■ **Exercise directions**
Copy the records below exactly, leaving out every picture.

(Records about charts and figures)
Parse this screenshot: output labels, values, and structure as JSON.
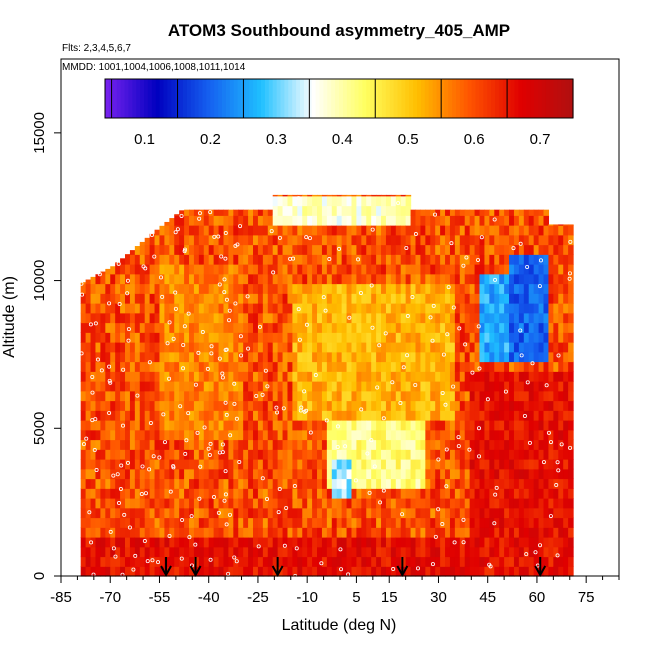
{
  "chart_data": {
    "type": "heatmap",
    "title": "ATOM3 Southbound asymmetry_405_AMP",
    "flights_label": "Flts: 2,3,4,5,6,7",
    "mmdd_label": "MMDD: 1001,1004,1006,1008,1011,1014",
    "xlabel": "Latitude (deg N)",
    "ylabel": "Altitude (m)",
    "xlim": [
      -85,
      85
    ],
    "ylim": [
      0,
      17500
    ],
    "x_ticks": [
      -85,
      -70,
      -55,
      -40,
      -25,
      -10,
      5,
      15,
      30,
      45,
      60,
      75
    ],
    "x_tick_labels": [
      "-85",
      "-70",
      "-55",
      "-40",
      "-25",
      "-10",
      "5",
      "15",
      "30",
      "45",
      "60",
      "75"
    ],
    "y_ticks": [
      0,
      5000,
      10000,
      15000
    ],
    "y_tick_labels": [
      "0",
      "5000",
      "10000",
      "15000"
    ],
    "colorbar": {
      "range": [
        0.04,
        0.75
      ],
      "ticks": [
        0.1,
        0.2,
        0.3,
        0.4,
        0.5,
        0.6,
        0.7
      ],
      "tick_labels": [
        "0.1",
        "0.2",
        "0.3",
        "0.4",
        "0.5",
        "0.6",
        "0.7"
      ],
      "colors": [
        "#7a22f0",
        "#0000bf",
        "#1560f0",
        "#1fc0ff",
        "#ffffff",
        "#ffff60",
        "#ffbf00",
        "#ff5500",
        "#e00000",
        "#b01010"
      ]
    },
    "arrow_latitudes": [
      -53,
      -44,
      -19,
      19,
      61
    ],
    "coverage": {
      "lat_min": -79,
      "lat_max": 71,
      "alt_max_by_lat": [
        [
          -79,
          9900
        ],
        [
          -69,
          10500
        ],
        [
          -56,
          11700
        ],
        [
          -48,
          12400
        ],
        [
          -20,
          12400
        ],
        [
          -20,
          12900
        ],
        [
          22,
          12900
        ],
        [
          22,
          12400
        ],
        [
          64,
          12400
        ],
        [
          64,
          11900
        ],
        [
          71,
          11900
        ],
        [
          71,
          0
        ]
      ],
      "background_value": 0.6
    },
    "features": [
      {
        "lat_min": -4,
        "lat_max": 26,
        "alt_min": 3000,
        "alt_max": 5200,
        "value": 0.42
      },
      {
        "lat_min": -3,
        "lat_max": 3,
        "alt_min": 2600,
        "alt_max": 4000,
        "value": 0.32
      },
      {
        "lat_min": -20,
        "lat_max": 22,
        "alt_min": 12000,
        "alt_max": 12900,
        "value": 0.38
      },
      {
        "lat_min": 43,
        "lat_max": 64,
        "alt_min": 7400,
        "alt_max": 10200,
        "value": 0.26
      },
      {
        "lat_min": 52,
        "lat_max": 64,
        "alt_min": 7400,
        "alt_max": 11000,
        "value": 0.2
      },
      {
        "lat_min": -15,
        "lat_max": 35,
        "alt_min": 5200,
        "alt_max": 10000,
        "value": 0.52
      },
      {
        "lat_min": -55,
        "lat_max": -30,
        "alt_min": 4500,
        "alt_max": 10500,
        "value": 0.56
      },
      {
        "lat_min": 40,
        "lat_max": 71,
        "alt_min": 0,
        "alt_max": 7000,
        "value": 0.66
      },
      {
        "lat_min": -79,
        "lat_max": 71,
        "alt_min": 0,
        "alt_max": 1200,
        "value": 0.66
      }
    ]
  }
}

■ **Complete output**
Parse this screenshot: output labels, values, and structure as JSON.
{
  "chart_data": {
    "type": "heatmap",
    "title": "ATOM3 Southbound asymmetry_405_AMP",
    "flights_label": "Flts: 2,3,4,5,6,7",
    "mmdd_label": "MMDD: 1001,1004,1006,1008,1011,1014",
    "xlabel": "Latitude (deg N)",
    "ylabel": "Altitude (m)",
    "xlim": [
      -85,
      85
    ],
    "ylim": [
      0,
      17500
    ],
    "x_ticks": [
      -85,
      -70,
      -55,
      -40,
      -25,
      -10,
      5,
      15,
      30,
      45,
      60,
      75
    ],
    "x_tick_labels": [
      "-85",
      "-70",
      "-55",
      "-40",
      "-25",
      "-10",
      "5",
      "15",
      "30",
      "45",
      "60",
      "75"
    ],
    "y_ticks": [
      0,
      5000,
      10000,
      15000
    ],
    "y_tick_labels": [
      "0",
      "5000",
      "10000",
      "15000"
    ],
    "colorbar": {
      "range": [
        0.04,
        0.75
      ],
      "ticks": [
        0.1,
        0.2,
        0.3,
        0.4,
        0.5,
        0.6,
        0.7
      ],
      "tick_labels": [
        "0.1",
        "0.2",
        "0.3",
        "0.4",
        "0.5",
        "0.6",
        "0.7"
      ],
      "colors": [
        "#7a22f0",
        "#0000bf",
        "#1560f0",
        "#1fc0ff",
        "#ffffff",
        "#ffff60",
        "#ffbf00",
        "#ff5500",
        "#e00000",
        "#b01010"
      ]
    },
    "arrow_latitudes": [
      -53,
      -44,
      -19,
      19,
      61
    ],
    "coverage": {
      "lat_min": -79,
      "lat_max": 71,
      "alt_max_by_lat": [
        [
          -79,
          9900
        ],
        [
          -69,
          10500
        ],
        [
          -56,
          11700
        ],
        [
          -48,
          12400
        ],
        [
          -20,
          12400
        ],
        [
          -20,
          12900
        ],
        [
          22,
          12900
        ],
        [
          22,
          12400
        ],
        [
          64,
          12400
        ],
        [
          64,
          11900
        ],
        [
          71,
          11900
        ],
        [
          71,
          0
        ]
      ],
      "background_value": 0.6
    },
    "features": [
      {
        "lat_min": -4,
        "lat_max": 26,
        "alt_min": 3000,
        "alt_max": 5200,
        "value": 0.42
      },
      {
        "lat_min": -3,
        "lat_max": 3,
        "alt_min": 2600,
        "alt_max": 4000,
        "value": 0.32
      },
      {
        "lat_min": -20,
        "lat_max": 22,
        "alt_min": 12000,
        "alt_max": 12900,
        "value": 0.38
      },
      {
        "lat_min": 43,
        "lat_max": 64,
        "alt_min": 7400,
        "alt_max": 10200,
        "value": 0.26
      },
      {
        "lat_min": 52,
        "lat_max": 64,
        "alt_min": 7400,
        "alt_max": 11000,
        "value": 0.2
      },
      {
        "lat_min": -15,
        "lat_max": 35,
        "alt_min": 5200,
        "alt_max": 10000,
        "value": 0.52
      },
      {
        "lat_min": -55,
        "lat_max": -30,
        "alt_min": 4500,
        "alt_max": 10500,
        "value": 0.56
      },
      {
        "lat_min": 40,
        "lat_max": 71,
        "alt_min": 0,
        "alt_max": 7000,
        "value": 0.66
      },
      {
        "lat_min": -79,
        "lat_max": 71,
        "alt_min": 0,
        "alt_max": 1200,
        "value": 0.66
      }
    ]
  }
}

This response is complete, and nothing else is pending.